>> Start Supplied entries

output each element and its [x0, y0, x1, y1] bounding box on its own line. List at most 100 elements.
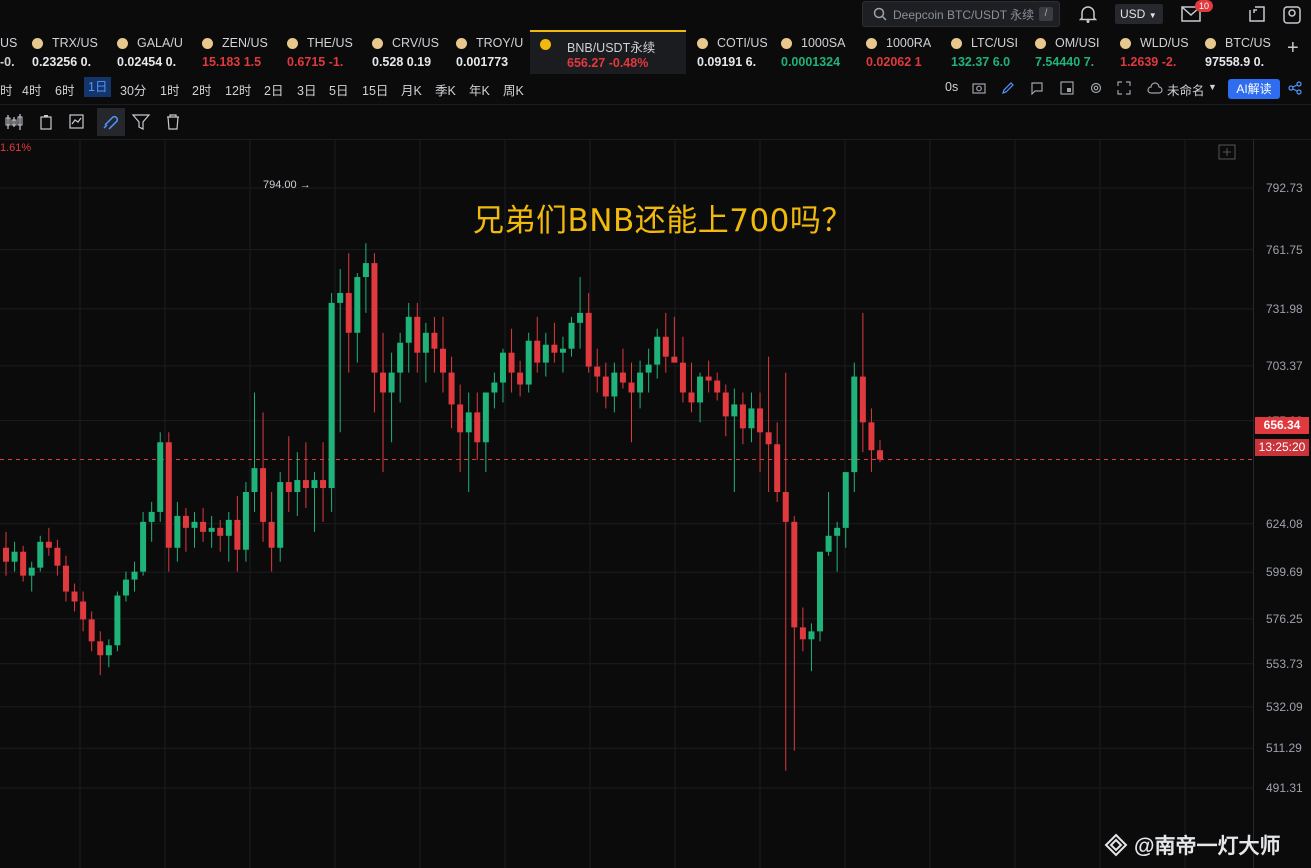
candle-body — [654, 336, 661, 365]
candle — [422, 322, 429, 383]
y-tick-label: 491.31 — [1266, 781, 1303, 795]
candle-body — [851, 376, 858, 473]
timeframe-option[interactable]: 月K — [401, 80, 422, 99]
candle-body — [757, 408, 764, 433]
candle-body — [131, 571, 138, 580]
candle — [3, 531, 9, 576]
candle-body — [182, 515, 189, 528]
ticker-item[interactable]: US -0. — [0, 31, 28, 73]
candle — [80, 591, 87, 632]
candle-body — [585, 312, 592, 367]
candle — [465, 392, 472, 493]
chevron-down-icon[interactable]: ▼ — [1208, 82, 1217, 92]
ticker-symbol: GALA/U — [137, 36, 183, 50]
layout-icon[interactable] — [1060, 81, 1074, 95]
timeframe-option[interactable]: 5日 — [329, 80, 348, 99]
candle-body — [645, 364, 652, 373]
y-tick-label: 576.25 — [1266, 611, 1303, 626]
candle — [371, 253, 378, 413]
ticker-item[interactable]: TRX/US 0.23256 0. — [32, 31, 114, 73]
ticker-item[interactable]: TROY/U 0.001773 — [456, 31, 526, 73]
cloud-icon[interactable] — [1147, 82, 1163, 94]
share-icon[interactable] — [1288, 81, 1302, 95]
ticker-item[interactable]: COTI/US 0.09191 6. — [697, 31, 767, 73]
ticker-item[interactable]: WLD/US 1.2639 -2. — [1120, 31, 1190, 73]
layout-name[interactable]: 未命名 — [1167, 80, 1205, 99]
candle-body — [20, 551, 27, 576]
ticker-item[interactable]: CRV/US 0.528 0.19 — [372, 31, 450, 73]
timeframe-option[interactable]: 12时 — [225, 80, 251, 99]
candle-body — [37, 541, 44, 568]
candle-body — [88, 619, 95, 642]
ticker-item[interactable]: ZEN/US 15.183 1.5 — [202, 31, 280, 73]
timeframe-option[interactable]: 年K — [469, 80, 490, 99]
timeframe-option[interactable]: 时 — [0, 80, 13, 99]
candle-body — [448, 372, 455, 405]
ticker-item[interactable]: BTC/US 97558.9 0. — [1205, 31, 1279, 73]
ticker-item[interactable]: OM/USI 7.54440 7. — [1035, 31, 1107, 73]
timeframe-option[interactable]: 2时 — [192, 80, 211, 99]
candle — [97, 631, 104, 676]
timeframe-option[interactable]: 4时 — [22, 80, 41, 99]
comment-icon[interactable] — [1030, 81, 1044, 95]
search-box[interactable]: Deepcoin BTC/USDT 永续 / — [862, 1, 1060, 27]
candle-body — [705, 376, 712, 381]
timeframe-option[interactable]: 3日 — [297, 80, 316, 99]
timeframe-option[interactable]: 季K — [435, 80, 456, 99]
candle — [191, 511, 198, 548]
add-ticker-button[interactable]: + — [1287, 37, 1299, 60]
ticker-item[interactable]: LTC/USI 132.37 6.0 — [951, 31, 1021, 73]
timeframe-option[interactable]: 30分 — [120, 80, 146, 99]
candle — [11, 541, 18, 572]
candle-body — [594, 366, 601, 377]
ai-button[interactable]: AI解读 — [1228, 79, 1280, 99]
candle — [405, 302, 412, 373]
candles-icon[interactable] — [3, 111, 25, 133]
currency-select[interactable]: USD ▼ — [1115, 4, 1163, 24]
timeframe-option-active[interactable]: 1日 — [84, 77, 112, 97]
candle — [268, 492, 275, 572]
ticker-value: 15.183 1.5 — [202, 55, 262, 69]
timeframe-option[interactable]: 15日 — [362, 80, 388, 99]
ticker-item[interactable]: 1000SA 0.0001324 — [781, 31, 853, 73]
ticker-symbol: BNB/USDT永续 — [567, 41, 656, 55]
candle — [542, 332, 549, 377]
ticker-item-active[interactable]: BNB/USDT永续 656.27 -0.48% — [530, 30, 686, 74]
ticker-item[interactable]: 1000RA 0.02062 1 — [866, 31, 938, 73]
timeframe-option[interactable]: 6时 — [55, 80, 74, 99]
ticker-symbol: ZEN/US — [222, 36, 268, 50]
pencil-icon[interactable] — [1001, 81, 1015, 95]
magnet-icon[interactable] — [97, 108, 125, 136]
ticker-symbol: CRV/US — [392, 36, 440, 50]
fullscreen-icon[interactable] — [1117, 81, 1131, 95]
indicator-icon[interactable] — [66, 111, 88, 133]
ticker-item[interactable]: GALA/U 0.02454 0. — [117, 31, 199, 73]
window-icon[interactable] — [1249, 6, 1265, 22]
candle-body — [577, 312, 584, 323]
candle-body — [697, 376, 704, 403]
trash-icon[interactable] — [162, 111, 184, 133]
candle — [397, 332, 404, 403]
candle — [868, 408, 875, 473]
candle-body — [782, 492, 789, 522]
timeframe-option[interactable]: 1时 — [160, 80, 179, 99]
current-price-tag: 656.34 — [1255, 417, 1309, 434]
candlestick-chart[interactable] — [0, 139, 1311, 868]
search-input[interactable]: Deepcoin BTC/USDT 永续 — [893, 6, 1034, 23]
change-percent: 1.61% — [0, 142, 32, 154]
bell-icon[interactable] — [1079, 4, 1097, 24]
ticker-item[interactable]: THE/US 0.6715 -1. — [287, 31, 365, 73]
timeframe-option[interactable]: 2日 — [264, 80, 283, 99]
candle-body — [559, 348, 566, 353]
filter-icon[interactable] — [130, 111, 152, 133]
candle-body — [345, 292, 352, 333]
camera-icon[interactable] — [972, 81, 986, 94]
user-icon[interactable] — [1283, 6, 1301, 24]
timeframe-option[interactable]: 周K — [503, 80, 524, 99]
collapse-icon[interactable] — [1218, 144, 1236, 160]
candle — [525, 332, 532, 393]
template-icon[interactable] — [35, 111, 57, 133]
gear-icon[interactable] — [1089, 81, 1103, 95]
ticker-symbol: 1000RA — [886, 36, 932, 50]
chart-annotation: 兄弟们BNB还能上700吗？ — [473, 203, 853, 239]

>> End Supplied entries

> _Exercise objective_
Extract every line of the records that contains the string "Deepcoin". Matching is case-sensitive.

> _Output below_
search-box[interactable]: Deepcoin BTC/USDT 永续 / — [862, 1, 1060, 27]
search-input[interactable]: Deepcoin BTC/USDT 永续 — [893, 6, 1034, 23]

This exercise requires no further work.